• [Exercise aim]:
Which lines contain the string "الحسن"? Please list every one of them.

• [Extracted records]:
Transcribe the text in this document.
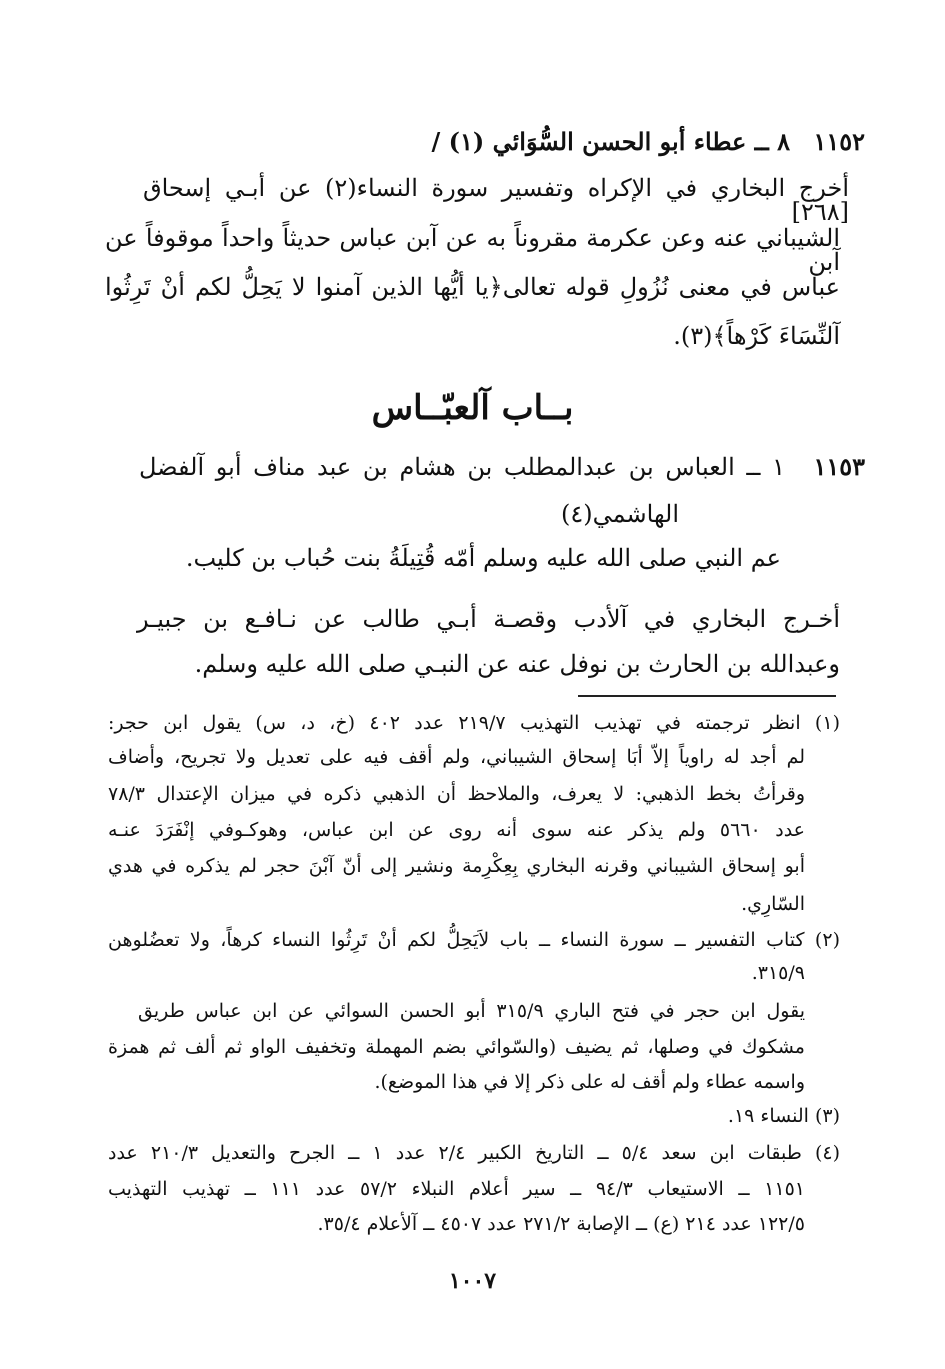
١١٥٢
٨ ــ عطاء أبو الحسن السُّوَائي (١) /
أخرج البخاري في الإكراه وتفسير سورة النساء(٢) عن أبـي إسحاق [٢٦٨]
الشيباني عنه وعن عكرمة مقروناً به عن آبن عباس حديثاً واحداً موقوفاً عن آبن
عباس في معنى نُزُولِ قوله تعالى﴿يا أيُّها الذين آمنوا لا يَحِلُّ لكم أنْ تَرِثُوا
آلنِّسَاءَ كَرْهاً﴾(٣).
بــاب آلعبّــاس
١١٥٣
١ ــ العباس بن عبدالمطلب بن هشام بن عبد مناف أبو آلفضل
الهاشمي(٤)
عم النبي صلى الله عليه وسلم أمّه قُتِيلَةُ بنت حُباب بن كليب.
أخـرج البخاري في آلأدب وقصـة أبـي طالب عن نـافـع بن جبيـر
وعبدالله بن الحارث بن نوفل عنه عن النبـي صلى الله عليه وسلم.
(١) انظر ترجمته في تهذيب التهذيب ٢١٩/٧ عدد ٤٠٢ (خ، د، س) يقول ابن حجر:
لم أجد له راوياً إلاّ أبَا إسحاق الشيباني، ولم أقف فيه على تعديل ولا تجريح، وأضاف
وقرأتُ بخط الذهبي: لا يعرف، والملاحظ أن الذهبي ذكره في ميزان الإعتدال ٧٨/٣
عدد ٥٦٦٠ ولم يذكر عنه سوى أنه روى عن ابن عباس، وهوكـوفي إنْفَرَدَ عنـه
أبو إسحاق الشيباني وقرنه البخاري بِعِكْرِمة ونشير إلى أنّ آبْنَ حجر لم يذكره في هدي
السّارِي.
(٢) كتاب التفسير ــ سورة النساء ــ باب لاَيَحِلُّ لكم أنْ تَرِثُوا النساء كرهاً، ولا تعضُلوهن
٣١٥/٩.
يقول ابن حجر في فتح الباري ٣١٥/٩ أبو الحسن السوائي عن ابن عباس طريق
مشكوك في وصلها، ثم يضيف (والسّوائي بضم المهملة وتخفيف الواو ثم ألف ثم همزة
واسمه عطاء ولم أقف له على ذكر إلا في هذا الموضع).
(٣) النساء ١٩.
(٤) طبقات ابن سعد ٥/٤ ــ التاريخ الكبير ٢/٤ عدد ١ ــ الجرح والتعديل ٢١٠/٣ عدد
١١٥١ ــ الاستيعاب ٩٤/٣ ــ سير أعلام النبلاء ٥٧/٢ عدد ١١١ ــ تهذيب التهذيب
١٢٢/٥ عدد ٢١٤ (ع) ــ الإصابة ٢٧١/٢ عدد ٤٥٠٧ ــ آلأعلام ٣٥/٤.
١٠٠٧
* * *
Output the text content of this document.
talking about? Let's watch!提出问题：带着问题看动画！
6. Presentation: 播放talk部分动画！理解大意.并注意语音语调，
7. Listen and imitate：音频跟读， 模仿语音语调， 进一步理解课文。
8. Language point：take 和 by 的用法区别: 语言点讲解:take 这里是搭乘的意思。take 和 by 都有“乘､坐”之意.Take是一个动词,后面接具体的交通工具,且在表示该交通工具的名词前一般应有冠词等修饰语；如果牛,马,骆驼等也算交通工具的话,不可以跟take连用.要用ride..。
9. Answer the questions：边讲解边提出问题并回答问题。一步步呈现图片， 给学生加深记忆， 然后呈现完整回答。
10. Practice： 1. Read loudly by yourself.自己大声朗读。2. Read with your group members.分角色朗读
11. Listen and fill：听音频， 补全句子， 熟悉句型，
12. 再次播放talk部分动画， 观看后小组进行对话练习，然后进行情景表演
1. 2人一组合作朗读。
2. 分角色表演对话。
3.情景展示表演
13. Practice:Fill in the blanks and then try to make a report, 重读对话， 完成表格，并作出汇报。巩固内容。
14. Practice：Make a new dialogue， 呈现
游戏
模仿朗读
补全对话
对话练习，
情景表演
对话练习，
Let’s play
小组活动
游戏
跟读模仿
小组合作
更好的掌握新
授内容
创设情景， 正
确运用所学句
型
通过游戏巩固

• [Expected answer]:
٨ ــ عطاء أبو الحسن السُّوَائي (١) /
يقول ابن حجر في فتح الباري ٣١٥/٩ أبو الحسن السوائي عن ابن عباس طريق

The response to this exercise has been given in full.